### [Task to carry out]
Rewrite the listing below, replacing every "interactable" with "clickable" and leaving everything else unchanged.

-- Begin Extracted material --

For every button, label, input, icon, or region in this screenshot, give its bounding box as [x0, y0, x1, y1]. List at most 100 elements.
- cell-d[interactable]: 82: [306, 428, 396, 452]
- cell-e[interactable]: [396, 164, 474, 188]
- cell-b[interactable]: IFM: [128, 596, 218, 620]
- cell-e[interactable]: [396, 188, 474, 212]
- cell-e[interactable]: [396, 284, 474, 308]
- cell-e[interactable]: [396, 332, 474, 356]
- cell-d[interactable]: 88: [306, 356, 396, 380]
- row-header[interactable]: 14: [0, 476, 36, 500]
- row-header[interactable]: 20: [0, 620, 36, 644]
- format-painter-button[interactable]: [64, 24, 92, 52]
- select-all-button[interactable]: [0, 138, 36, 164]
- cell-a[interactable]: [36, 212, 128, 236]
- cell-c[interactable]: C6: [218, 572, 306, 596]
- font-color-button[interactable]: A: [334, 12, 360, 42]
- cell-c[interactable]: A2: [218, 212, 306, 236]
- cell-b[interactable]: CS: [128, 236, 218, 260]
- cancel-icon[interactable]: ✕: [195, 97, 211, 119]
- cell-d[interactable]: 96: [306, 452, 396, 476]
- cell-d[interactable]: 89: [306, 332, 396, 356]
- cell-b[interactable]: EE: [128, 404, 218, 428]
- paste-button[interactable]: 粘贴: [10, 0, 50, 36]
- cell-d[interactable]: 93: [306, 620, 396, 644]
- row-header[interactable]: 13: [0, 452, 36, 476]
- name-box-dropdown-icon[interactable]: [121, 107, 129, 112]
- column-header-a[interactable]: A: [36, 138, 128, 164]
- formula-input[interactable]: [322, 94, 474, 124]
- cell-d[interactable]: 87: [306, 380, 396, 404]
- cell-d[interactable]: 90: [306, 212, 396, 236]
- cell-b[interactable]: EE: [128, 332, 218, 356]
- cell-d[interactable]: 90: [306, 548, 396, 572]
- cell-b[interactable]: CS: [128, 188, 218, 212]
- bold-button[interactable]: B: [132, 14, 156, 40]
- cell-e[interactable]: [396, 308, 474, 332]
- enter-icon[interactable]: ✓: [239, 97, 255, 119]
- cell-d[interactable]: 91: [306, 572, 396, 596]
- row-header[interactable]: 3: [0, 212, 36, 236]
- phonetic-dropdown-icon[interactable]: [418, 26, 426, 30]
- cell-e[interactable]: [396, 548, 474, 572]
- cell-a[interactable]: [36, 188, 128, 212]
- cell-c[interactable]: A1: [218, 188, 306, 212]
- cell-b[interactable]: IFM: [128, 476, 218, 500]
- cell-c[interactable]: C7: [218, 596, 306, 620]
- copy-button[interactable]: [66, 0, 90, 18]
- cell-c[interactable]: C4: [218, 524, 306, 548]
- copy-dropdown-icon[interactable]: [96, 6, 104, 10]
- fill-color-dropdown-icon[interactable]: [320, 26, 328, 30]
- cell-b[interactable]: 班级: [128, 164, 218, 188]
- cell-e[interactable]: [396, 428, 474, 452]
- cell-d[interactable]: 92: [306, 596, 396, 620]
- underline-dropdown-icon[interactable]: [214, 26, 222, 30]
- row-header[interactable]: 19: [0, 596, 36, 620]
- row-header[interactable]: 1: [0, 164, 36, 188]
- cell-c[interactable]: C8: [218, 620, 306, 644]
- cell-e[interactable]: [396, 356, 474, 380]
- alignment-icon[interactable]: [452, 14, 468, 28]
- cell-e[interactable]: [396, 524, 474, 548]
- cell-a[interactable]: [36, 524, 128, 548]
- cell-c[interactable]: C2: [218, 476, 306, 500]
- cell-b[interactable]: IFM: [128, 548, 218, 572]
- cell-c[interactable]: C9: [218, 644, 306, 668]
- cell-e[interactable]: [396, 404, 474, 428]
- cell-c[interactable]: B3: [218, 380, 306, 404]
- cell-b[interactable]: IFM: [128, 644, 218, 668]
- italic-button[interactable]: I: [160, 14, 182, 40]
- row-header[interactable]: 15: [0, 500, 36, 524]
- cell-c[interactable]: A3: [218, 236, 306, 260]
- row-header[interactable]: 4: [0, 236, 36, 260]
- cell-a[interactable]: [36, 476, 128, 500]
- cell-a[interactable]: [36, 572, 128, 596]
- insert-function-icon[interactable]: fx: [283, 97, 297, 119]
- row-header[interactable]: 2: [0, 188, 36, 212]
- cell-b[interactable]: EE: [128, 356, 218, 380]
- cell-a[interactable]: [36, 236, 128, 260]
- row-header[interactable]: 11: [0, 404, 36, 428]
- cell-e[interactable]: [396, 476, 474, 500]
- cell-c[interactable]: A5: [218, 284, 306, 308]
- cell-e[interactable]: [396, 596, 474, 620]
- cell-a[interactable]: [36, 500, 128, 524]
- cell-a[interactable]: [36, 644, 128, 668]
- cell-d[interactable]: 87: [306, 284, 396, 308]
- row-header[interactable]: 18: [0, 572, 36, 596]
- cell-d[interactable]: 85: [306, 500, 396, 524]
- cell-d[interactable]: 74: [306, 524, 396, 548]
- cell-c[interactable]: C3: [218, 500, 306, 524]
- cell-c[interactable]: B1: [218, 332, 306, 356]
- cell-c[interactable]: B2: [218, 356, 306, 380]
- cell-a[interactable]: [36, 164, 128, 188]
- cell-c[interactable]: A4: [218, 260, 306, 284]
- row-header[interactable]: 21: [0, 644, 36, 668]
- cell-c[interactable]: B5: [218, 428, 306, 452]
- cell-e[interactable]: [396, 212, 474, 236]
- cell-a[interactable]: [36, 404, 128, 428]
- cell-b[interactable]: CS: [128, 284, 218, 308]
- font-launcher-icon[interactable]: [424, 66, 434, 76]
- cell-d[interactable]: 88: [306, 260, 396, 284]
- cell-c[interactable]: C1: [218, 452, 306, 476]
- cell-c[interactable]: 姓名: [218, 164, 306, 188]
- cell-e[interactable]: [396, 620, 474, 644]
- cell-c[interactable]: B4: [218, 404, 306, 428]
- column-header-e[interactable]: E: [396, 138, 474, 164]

-- End Extracted material --

### [The response]
For every button, label, input, icon, or region in this screenshot, give its bounding box as [x0, y0, x1, y1]. List at most 100 elements.
- cell-d[clickable]: 82: [306, 428, 396, 452]
- cell-e[clickable]: [396, 164, 474, 188]
- cell-b[clickable]: IFM: [128, 596, 218, 620]
- cell-e[clickable]: [396, 188, 474, 212]
- cell-e[clickable]: [396, 284, 474, 308]
- cell-e[clickable]: [396, 332, 474, 356]
- cell-d[clickable]: 88: [306, 356, 396, 380]
- row-header[clickable]: 14: [0, 476, 36, 500]
- row-header[clickable]: 20: [0, 620, 36, 644]
- format-painter-button[clickable]: [64, 24, 92, 52]
- select-all-button[clickable]: [0, 138, 36, 164]
- cell-a[clickable]: [36, 212, 128, 236]
- cell-c[clickable]: C6: [218, 572, 306, 596]
- font-color-button[clickable]: A: [334, 12, 360, 42]
- cell-c[clickable]: A2: [218, 212, 306, 236]
- cell-b[clickable]: CS: [128, 236, 218, 260]
- cancel-icon[clickable]: ✕: [195, 97, 211, 119]
- cell-d[clickable]: 96: [306, 452, 396, 476]
- cell-d[clickable]: 89: [306, 332, 396, 356]
- cell-b[clickable]: EE: [128, 404, 218, 428]
- paste-button[clickable]: 粘贴: [10, 0, 50, 36]
- cell-d[clickable]: 93: [306, 620, 396, 644]
- row-header[clickable]: 13: [0, 452, 36, 476]
- name-box-dropdown-icon[clickable]: [121, 107, 129, 112]
- column-header-a[clickable]: A: [36, 138, 128, 164]
- formula-input[clickable]: [322, 94, 474, 124]
- cell-d[clickable]: 87: [306, 380, 396, 404]
- cell-d[clickable]: 90: [306, 212, 396, 236]
- cell-b[clickable]: EE: [128, 332, 218, 356]
- cell-d[clickable]: 90: [306, 548, 396, 572]
- cell-b[clickable]: CS: [128, 188, 218, 212]
- bold-button[clickable]: B: [132, 14, 156, 40]
- cell-e[clickable]: [396, 308, 474, 332]
- enter-icon[clickable]: ✓: [239, 97, 255, 119]
- cell-d[clickable]: 91: [306, 572, 396, 596]
- row-header[clickable]: 3: [0, 212, 36, 236]
- phonetic-dropdown-icon[clickable]: [418, 26, 426, 30]
- cell-e[clickable]: [396, 548, 474, 572]
- cell-a[clickable]: [36, 188, 128, 212]
- cell-c[clickable]: A1: [218, 188, 306, 212]
- cell-b[clickable]: IFM: [128, 476, 218, 500]
- cell-c[clickable]: C7: [218, 596, 306, 620]
- copy-button[clickable]: [66, 0, 90, 18]
- cell-c[clickable]: C4: [218, 524, 306, 548]
- copy-dropdown-icon[clickable]: [96, 6, 104, 10]
- fill-color-dropdown-icon[clickable]: [320, 26, 328, 30]
- cell-b[clickable]: 班级: [128, 164, 218, 188]
- cell-e[clickable]: [396, 428, 474, 452]
- cell-d[clickable]: 92: [306, 596, 396, 620]
- underline-dropdown-icon[clickable]: [214, 26, 222, 30]
- row-header[clickable]: 19: [0, 596, 36, 620]
- row-header[clickable]: 1: [0, 164, 36, 188]
- cell-c[clickable]: C8: [218, 620, 306, 644]
- cell-e[clickable]: [396, 356, 474, 380]
- alignment-icon[clickable]: [452, 14, 468, 28]
- cell-e[clickable]: [396, 524, 474, 548]
- cell-a[clickable]: [36, 524, 128, 548]
- cell-c[clickable]: C2: [218, 476, 306, 500]
- cell-b[clickable]: IFM: [128, 548, 218, 572]
- cell-c[clickable]: C9: [218, 644, 306, 668]
- cell-e[clickable]: [396, 404, 474, 428]
- cell-c[clickable]: B3: [218, 380, 306, 404]
- cell-b[clickable]: IFM: [128, 644, 218, 668]
- italic-button[clickable]: I: [160, 14, 182, 40]
- row-header[clickable]: 15: [0, 500, 36, 524]
- cell-c[clickable]: A3: [218, 236, 306, 260]
- row-header[clickable]: 4: [0, 236, 36, 260]
- cell-a[clickable]: [36, 476, 128, 500]
- cell-a[clickable]: [36, 572, 128, 596]
- insert-function-icon[clickable]: fx: [283, 97, 297, 119]
- row-header[clickable]: 2: [0, 188, 36, 212]
- cell-b[clickable]: EE: [128, 356, 218, 380]
- cell-a[clickable]: [36, 236, 128, 260]
- row-header[clickable]: 11: [0, 404, 36, 428]
- cell-e[clickable]: [396, 476, 474, 500]
- cell-c[clickable]: A5: [218, 284, 306, 308]
- cell-e[clickable]: [396, 596, 474, 620]
- cell-a[clickable]: [36, 500, 128, 524]
- cell-a[clickable]: [36, 644, 128, 668]
- cell-d[clickable]: 87: [306, 284, 396, 308]
- row-header[clickable]: 18: [0, 572, 36, 596]
- cell-d[clickable]: 85: [306, 500, 396, 524]
- cell-d[clickable]: 74: [306, 524, 396, 548]
- cell-c[clickable]: C3: [218, 500, 306, 524]
- cell-c[clickable]: B1: [218, 332, 306, 356]
- cell-c[clickable]: B2: [218, 356, 306, 380]
- cell-a[clickable]: [36, 164, 128, 188]
- cell-c[clickable]: A4: [218, 260, 306, 284]
- row-header[clickable]: 21: [0, 644, 36, 668]
- cell-c[clickable]: B5: [218, 428, 306, 452]
- cell-e[clickable]: [396, 212, 474, 236]
- cell-a[clickable]: [36, 404, 128, 428]
- cell-b[clickable]: CS: [128, 284, 218, 308]
- font-launcher-icon[clickable]: [424, 66, 434, 76]
- cell-d[clickable]: 88: [306, 260, 396, 284]
- cell-c[clickable]: C1: [218, 452, 306, 476]
- cell-c[clickable]: 姓名: [218, 164, 306, 188]
- cell-e[clickable]: [396, 620, 474, 644]
- cell-c[clickable]: B4: [218, 404, 306, 428]
- column-header-e[clickable]: E: [396, 138, 474, 164]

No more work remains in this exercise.